Source data:
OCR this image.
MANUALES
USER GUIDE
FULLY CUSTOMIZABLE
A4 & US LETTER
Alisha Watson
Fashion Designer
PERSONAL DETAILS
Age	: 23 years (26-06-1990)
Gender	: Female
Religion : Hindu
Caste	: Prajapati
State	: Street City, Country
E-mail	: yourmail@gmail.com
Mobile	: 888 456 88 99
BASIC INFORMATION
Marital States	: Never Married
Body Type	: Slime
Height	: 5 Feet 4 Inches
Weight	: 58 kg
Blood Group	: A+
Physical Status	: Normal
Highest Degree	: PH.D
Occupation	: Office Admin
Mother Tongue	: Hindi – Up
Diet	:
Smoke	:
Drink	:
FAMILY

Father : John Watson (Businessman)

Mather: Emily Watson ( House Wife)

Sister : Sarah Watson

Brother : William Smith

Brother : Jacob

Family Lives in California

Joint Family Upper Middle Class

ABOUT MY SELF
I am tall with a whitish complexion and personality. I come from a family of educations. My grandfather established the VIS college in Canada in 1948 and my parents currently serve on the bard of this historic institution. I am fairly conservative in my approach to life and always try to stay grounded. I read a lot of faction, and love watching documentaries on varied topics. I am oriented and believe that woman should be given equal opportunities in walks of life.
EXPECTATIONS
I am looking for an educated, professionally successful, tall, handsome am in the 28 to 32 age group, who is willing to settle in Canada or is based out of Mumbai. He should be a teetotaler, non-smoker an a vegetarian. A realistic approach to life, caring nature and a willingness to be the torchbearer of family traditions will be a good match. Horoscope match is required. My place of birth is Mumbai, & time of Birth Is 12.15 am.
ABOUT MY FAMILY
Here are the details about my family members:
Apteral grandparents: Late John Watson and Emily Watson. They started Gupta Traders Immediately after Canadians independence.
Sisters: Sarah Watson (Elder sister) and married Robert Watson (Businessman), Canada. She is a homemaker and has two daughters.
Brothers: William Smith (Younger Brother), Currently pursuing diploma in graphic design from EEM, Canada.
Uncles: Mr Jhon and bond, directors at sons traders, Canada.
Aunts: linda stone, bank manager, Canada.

**Your objective**
How many lines in the data contain the string "John"? Respond with the number only.

**Problem solution**
2